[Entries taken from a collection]
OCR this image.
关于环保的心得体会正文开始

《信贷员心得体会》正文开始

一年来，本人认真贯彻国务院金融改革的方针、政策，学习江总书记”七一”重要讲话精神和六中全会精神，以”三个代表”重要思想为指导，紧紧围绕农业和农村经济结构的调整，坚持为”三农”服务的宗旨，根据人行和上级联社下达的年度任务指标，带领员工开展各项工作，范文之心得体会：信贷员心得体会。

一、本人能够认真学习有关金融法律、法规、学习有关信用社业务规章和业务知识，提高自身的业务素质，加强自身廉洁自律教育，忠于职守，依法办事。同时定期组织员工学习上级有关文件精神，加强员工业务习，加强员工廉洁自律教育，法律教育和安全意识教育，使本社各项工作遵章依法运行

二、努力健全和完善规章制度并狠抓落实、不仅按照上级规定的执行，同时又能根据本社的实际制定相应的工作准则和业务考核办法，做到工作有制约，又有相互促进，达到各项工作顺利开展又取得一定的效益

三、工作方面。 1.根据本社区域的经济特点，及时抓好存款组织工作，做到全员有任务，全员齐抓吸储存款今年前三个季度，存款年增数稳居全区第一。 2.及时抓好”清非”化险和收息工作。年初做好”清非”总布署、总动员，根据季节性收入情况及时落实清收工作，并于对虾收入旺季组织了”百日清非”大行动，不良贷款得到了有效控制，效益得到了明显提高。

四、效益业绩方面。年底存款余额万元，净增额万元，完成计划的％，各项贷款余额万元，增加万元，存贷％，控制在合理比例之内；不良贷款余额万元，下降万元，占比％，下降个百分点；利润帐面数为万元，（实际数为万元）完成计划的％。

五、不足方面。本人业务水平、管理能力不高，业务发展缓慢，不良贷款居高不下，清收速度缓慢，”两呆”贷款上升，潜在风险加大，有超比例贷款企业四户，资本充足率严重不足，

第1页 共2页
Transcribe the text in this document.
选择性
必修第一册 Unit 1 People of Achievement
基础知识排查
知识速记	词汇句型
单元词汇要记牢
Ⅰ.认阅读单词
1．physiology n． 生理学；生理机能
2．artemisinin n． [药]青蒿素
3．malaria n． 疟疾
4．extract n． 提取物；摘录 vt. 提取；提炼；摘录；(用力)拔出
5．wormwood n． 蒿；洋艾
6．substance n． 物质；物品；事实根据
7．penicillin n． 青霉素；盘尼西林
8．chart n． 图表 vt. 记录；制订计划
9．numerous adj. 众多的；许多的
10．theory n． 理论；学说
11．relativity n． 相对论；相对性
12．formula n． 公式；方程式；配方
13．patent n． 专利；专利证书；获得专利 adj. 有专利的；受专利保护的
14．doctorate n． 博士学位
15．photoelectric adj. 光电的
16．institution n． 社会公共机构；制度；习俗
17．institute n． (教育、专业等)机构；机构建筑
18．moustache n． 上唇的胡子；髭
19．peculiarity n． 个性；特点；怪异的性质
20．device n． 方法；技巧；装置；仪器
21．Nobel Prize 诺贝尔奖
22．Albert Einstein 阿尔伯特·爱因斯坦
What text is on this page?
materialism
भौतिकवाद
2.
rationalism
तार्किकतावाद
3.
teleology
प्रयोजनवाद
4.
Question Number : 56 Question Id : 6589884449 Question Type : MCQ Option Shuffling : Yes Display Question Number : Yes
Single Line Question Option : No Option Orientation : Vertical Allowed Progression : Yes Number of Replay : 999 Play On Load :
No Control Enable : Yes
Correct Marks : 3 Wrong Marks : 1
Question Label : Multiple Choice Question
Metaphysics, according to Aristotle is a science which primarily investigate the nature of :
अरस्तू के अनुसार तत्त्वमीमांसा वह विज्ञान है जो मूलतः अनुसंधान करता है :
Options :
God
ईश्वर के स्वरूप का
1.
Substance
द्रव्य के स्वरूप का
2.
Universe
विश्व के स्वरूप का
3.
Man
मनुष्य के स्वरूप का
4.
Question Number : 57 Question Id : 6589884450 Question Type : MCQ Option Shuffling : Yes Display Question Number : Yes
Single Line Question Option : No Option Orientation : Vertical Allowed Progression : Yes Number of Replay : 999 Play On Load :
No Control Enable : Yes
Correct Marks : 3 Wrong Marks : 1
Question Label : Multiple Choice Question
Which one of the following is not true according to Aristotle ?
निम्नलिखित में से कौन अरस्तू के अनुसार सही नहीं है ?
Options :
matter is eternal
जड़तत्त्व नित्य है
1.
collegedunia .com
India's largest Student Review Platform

Brief – Using the entries above, return each line that includes the word "信贷员心得体会".

Result of this task –
《信贷员心得体会》正文开始
一年来，本人认真贯彻国务院金融改革的方针、政策，学习江总书记”七一”重要讲话精神和六中全会精神，以”三个代表”重要思想为指导，紧紧围绕农业和农村经济结构的调整，坚持为”三农”服务的宗旨，根据人行和上级联社下达的年度任务指标，带领员工开展各项工作，范文之心得体会：信贷员心得体会。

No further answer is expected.